» Stated task: Every record should be copied exactly, except that pictures are to be omitted.

(Extracted data entries)
-------
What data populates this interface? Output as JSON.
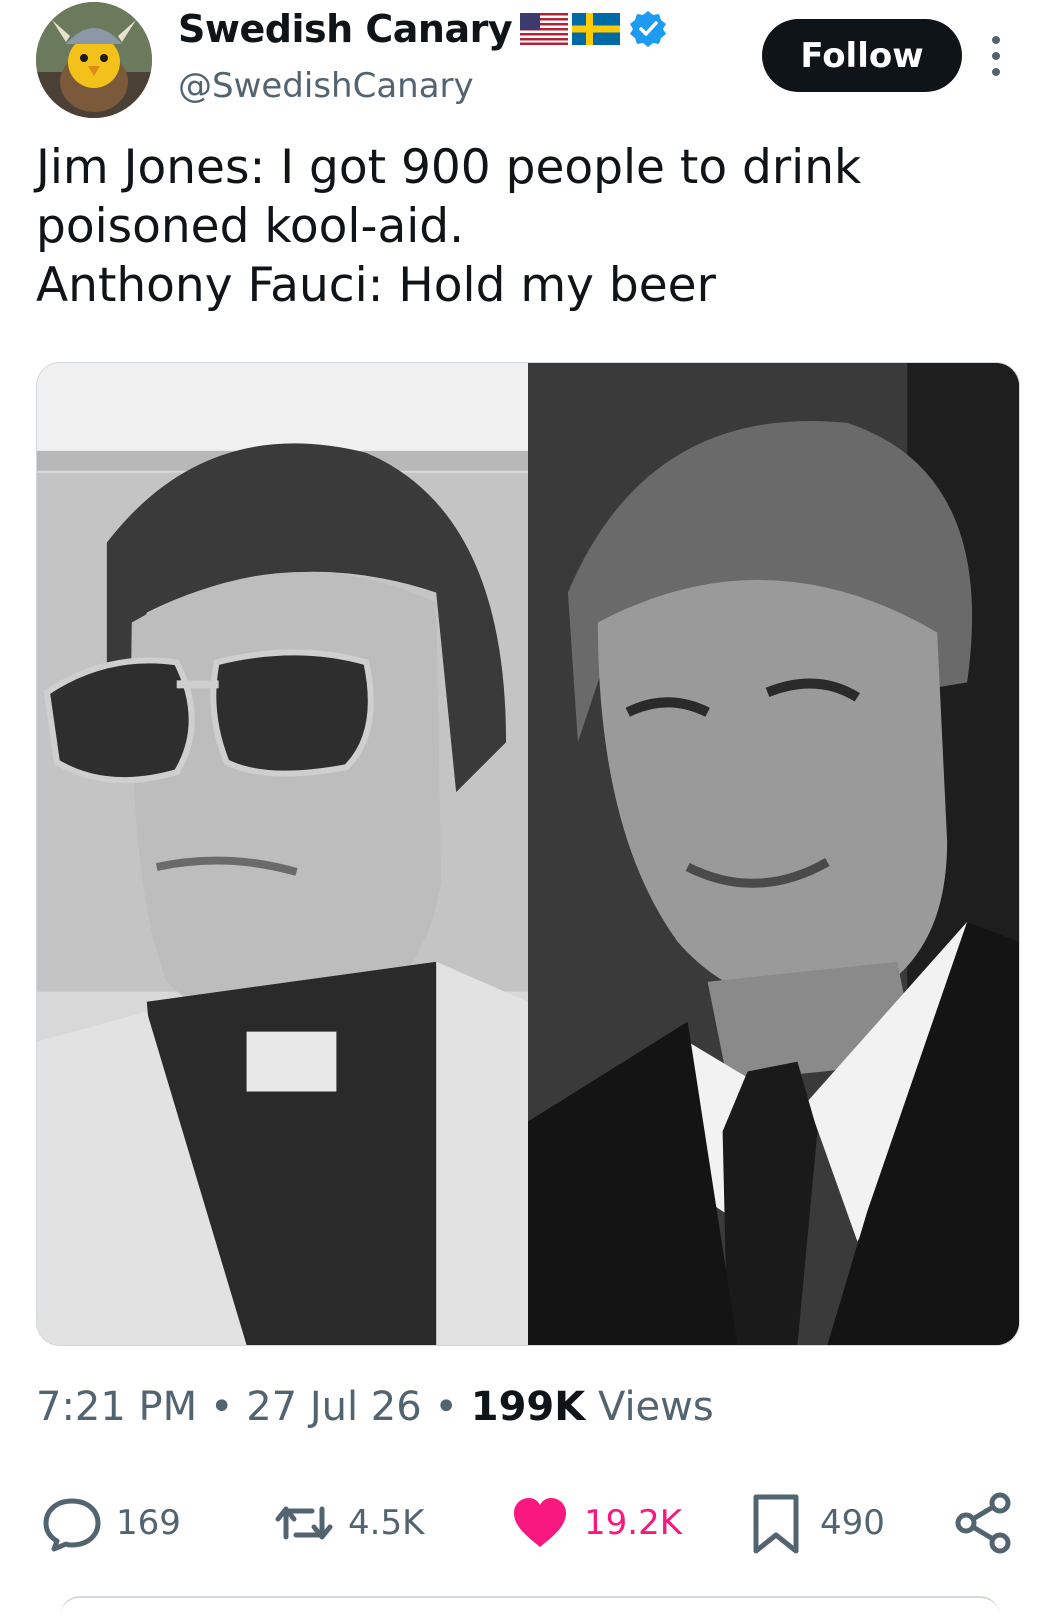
{
  "author": {
    "display_name": "Swedish Canary",
    "handle": "@SwedishCanary",
    "flags": [
      "us-flag-icon",
      "sweden-flag-icon"
    ],
    "verified": true
  },
  "follow_label": "Follow",
  "tweet": {
    "lines": [
      "Jim Jones: I got 900 people to drink",
      "poisoned kool-aid.",
      "Anthony Fauci: Hold my beer"
    ]
  },
  "meta": {
    "time": "7:21 PM",
    "separator": "•",
    "date": "27 Jul 26",
    "views_count": "199K",
    "views_label": "Views"
  },
  "actions": {
    "replies": "169",
    "reposts": "4.5K",
    "likes": "19.2K",
    "bookmarks": "490"
  },
  "colors": {
    "text": "#0f1419",
    "secondary": "#536471",
    "like": "#f91880",
    "verified": "#1d9bf0"
  }
}
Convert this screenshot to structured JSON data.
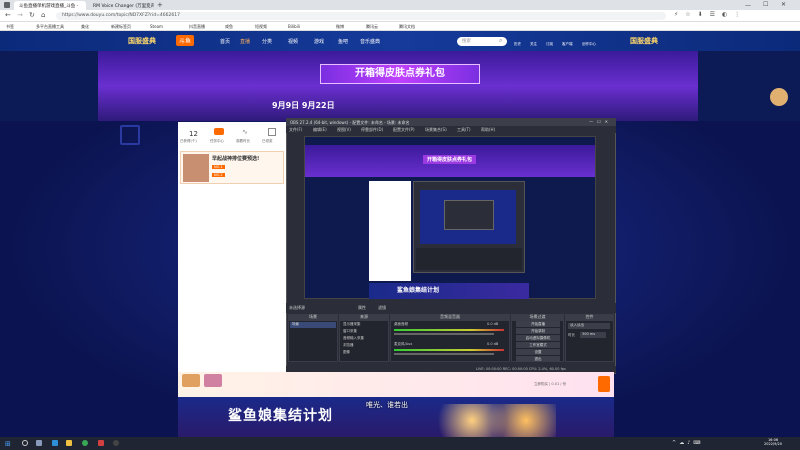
{
  "browser": {
    "tabs": [
      {
        "title": "斗鱼直播单机游戏直播_斗鱼 -",
        "active": true
      },
      {
        "title": "RM Voice Changer (万里变声) -",
        "active": false
      }
    ],
    "url": "https://www.douyu.com/topic/ND7XFZ?rid=4662617",
    "bookmarks": [
      "书签",
      "多平台直播工具",
      "美化",
      "新建标签页",
      "Steam",
      "抖音直播",
      "咸鱼",
      "短视频",
      "Bilibili",
      "微博",
      "腾讯云",
      "腾讯文档"
    ]
  },
  "site_nav": {
    "logo_left": "国服盛典",
    "logo_brand": "斗鱼",
    "items": [
      "首页",
      "直播",
      "分类",
      "视频",
      "游戏",
      "鱼吧",
      "音乐盛典"
    ],
    "search_placeholder": "搜索",
    "user_items": [
      "历史",
      "关注",
      "订阅",
      "客户端",
      "创作中心"
    ],
    "logo_right": "国服盛典"
  },
  "banner": {
    "title": "开箱得皮肤点券礼包",
    "date_range": "9月9日  9月22日"
  },
  "left_panel": {
    "stat_count": "12",
    "stat_labels": [
      "已获得(个)",
      "任务中心",
      "观看时长",
      "已领奖"
    ],
    "promo_title": "早起战神排位赛预选!",
    "promo_lines": [
      "NO.1",
      "NO.2"
    ]
  },
  "obs": {
    "title": "OBS 27.2.4 (64-bit, windows) - 配置文件: 未命名 - 场景: 未命名",
    "menu": [
      "文件(F)",
      "编辑(E)",
      "视图(V)",
      "停靠部件(D)",
      "配置文件(P)",
      "场景集合(S)",
      "工具(T)",
      "帮助(H)"
    ],
    "preview_banner": "开箱得皮肤点券礼包",
    "preview_footer": "鲨鱼娘集结计划",
    "dock_labels": [
      "未选择源",
      "属性",
      "滤镜"
    ],
    "dock_headers": [
      "场景",
      "来源",
      "音频混音器",
      "场景过渡",
      "控件"
    ],
    "scene_item": "场景",
    "sources": [
      "显示器采集",
      "窗口采集",
      "音频输入采集",
      "浏览器",
      "图像"
    ],
    "mixer": [
      {
        "name": "桌面音频",
        "db": "0.0 dB"
      },
      {
        "name": "麦克风/Aux",
        "db": "0.0 dB"
      }
    ],
    "transition": {
      "type": "淡入淡出",
      "duration_label": "时长",
      "duration": "300 ms"
    },
    "controls": [
      "开始直播",
      "开始录制",
      "启动虚拟摄像机",
      "工作室模式",
      "设置",
      "退出"
    ],
    "status": "LIVE: 00:00:00   REC: 00:00:00   CPU: 2.4%, 60.00 fps"
  },
  "bottom": {
    "footer_art": "鲨鱼娘集结计划",
    "danmaku": "唯光、谁若出",
    "coupon_label": "立即购买 | 0.01 / 份"
  },
  "taskbar": {
    "time": "16:06",
    "date": "2022/9/20"
  },
  "colors": {
    "site_blue": "#0c2a7a",
    "banner_purple": "#6a2fd0",
    "obs_dark": "#2b2e38",
    "accent_orange": "#ff6a00"
  }
}
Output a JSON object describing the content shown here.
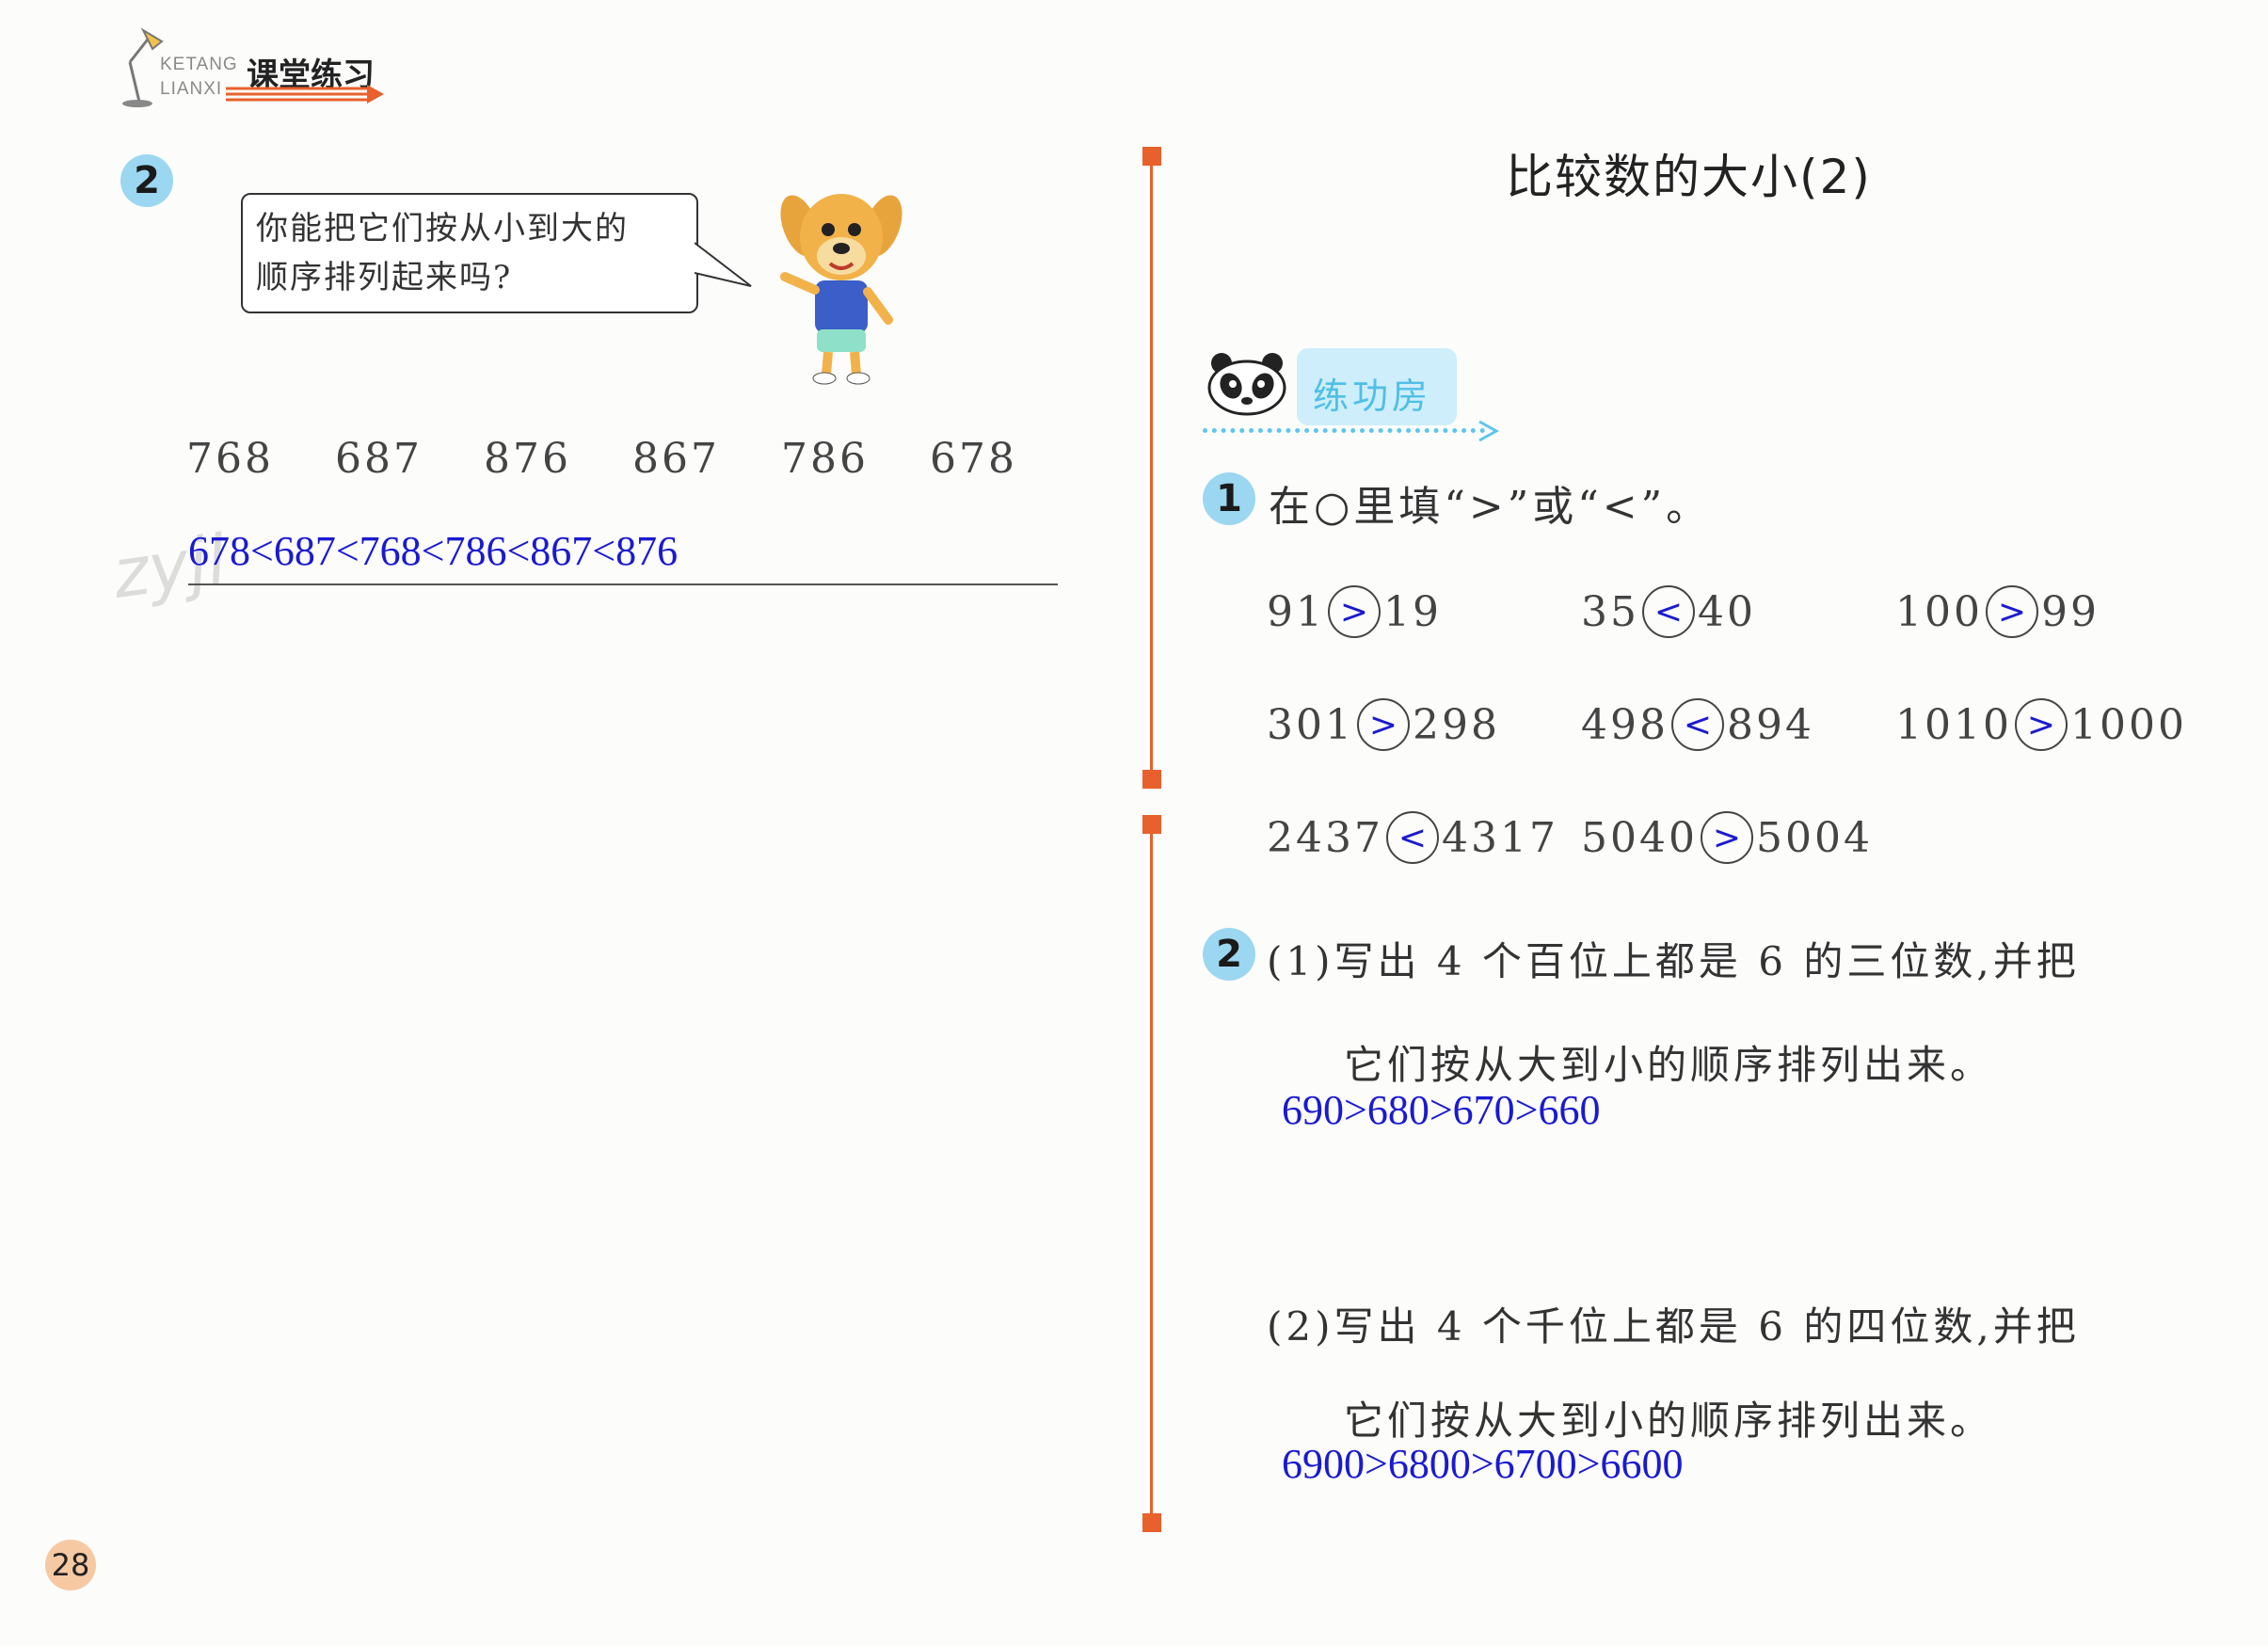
{
  "header": {
    "logo_en_1": "KETANG",
    "logo_en_2": "LIANXI",
    "logo_cn": "课堂练习"
  },
  "left": {
    "badge": "2",
    "speech_line1": "你能把它们按从小到大的",
    "speech_line2": "顺序排列起来吗?",
    "numbers": [
      "768",
      "687",
      "876",
      "867",
      "786",
      "678"
    ],
    "answer": "678<687<768<786<867<876",
    "watermark": "zyjl"
  },
  "right": {
    "title": "比较数的大小(2)",
    "section_label": "练功房",
    "q1": {
      "badge": "1",
      "prompt": "在○里填“>”或“<”。",
      "items": [
        {
          "a": "91",
          "op": ">",
          "b": "19"
        },
        {
          "a": "35",
          "op": "<",
          "b": "40"
        },
        {
          "a": "100",
          "op": ">",
          "b": "99"
        },
        {
          "a": "301",
          "op": ">",
          "b": "298"
        },
        {
          "a": "498",
          "op": "<",
          "b": "894"
        },
        {
          "a": "1010",
          "op": ">",
          "b": "1000"
        },
        {
          "a": "2437",
          "op": "<",
          "b": "4317"
        },
        {
          "a": "5040",
          "op": ">",
          "b": "5004"
        }
      ]
    },
    "q2": {
      "badge": "2",
      "part1_line1": "(1)写出 4 个百位上都是 6 的三位数,并把",
      "part1_line2": "它们按从大到小的顺序排列出来。",
      "part1_answer": "690>680>670>660",
      "part2_line1": "(2)写出 4 个千位上都是 6 的四位数,并把",
      "part2_line2": "它们按从大到小的顺序排列出来。",
      "part2_answer": "6900>6800>6700>6600"
    }
  },
  "page_number": "28"
}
-------
» Answer to the task:
What data populates this interface? Output as JSON.
{
  "author": {
    "display_name": "Swedish Canary",
    "handle": "@SwedishCanary",
    "flags": [
      "us-flag-icon",
      "sweden-flag-icon"
    ],
    "verified": true
  },
  "follow_label": "Follow",
  "tweet": {
    "lines": [
      "Jim Jones: I got 900 people to drink",
      "poisoned kool-aid.",
      "Anthony Fauci: Hold my beer"
    ]
  },
  "meta": {
    "time": "7:21 PM",
    "separator": "•",
    "date": "27 Jul 26",
    "views_count": "199K",
    "views_label": "Views"
  },
  "actions": {
    "replies": "169",
    "reposts": "4.5K",
    "likes": "19.2K",
    "bookmarks": "490"
  },
  "colors": {
    "text": "#0f1419",
    "secondary": "#536471",
    "like": "#f91880",
    "verified": "#1d9bf0"
  }
}
Convert this screenshot to structured JSON data.
{
  "browser": {
    "tabs": [
      {
        "title": "斗鱼直播单机游戏直播_斗鱼 -",
        "active": true
      },
      {
        "title": "RM Voice Changer (万里变声) -",
        "active": false
      }
    ],
    "url": "https://www.douyu.com/topic/ND7XFZ?rid=4662617",
    "bookmarks": [
      "书签",
      "多平台直播工具",
      "美化",
      "新建标签页",
      "Steam",
      "抖音直播",
      "咸鱼",
      "短视频",
      "Bilibili",
      "微博",
      "腾讯云",
      "腾讯文档"
    ]
  },
  "site_nav": {
    "logo_left": "国服盛典",
    "logo_brand": "斗鱼",
    "items": [
      "首页",
      "直播",
      "分类",
      "视频",
      "游戏",
      "鱼吧",
      "音乐盛典"
    ],
    "search_placeholder": "搜索",
    "user_items": [
      "历史",
      "关注",
      "订阅",
      "客户端",
      "创作中心"
    ],
    "logo_right": "国服盛典"
  },
  "banner": {
    "title": "开箱得皮肤点券礼包",
    "date_range": "9月9日  9月22日"
  },
  "left_panel": {
    "stat_count": "12",
    "stat_labels": [
      "已获得(个)",
      "任务中心",
      "观看时长",
      "已领奖"
    ],
    "promo_title": "早起战神排位赛预选!",
    "promo_lines": [
      "NO.1",
      "NO.2"
    ]
  },
  "obs": {
    "title": "OBS 27.2.4 (64-bit, windows) - 配置文件: 未命名 - 场景: 未命名",
    "menu": [
      "文件(F)",
      "编辑(E)",
      "视图(V)",
      "停靠部件(D)",
      "配置文件(P)",
      "场景集合(S)",
      "工具(T)",
      "帮助(H)"
    ],
    "preview_banner": "开箱得皮肤点券礼包",
    "preview_footer": "鲨鱼娘集结计划",
    "dock_labels": [
      "未选择源",
      "属性",
      "滤镜"
    ],
    "dock_headers": [
      "场景",
      "来源",
      "音频混音器",
      "场景过渡",
      "控件"
    ],
    "scene_item": "场景",
    "sources": [
      "显示器采集",
      "窗口采集",
      "音频输入采集",
      "浏览器",
      "图像"
    ],
    "mixer": [
      {
        "name": "桌面音频",
        "db": "0.0 dB"
      },
      {
        "name": "麦克风/Aux",
        "db": "0.0 dB"
      }
    ],
    "transition": {
      "type": "淡入淡出",
      "duration_label": "时长",
      "duration": "300 ms"
    },
    "controls": [
      "开始直播",
      "开始录制",
      "启动虚拟摄像机",
      "工作室模式",
      "设置",
      "退出"
    ],
    "status": "LIVE: 00:00:00   REC: 00:00:00   CPU: 2.4%, 60.00 fps"
  },
  "bottom": {
    "footer_art": "鲨鱼娘集结计划",
    "danmaku": "唯光、谁若出",
    "coupon_label": "立即购买 | 0.01 / 份"
  },
  "taskbar": {
    "time": "16:06",
    "date": "2022/9/20"
  },
  "colors": {
    "site_blue": "#0c2a7a",
    "banner_purple": "#6a2fd0",
    "obs_dark": "#2b2e38",
    "accent_orange": "#ff6a00"
  }
}
Output a JSON object describing the content shown here.
{
  "header": {
    "logo_en_1": "KETANG",
    "logo_en_2": "LIANXI",
    "logo_cn": "课堂练习"
  },
  "left": {
    "badge": "2",
    "speech_line1": "你能把它们按从小到大的",
    "speech_line2": "顺序排列起来吗?",
    "numbers": [
      "768",
      "687",
      "876",
      "867",
      "786",
      "678"
    ],
    "answer": "678<687<768<786<867<876",
    "watermark": "zyjl"
  },
  "right": {
    "title": "比较数的大小(2)",
    "section_label": "练功房",
    "q1": {
      "badge": "1",
      "prompt": "在○里填“>”或“<”。",
      "items": [
        {
          "a": "91",
          "op": ">",
          "b": "19"
        },
        {
          "a": "35",
          "op": "<",
          "b": "40"
        },
        {
          "a": "100",
          "op": ">",
          "b": "99"
        },
        {
          "a": "301",
          "op": ">",
          "b": "298"
        },
        {
          "a": "498",
          "op": "<",
          "b": "894"
        },
        {
          "a": "1010",
          "op": ">",
          "b": "1000"
        },
        {
          "a": "2437",
          "op": "<",
          "b": "4317"
        },
        {
          "a": "5040",
          "op": ">",
          "b": "5004"
        }
      ]
    },
    "q2": {
      "badge": "2",
      "part1_line1": "(1)写出 4 个百位上都是 6 的三位数,并把",
      "part1_line2": "它们按从大到小的顺序排列出来。",
      "part1_answer": "690>680>670>660",
      "part2_line1": "(2)写出 4 个千位上都是 6 的四位数,并把",
      "part2_line2": "它们按从大到小的顺序排列出来。",
      "part2_answer": "6900>6800>6700>6600"
    }
  },
  "page_number": "28"
}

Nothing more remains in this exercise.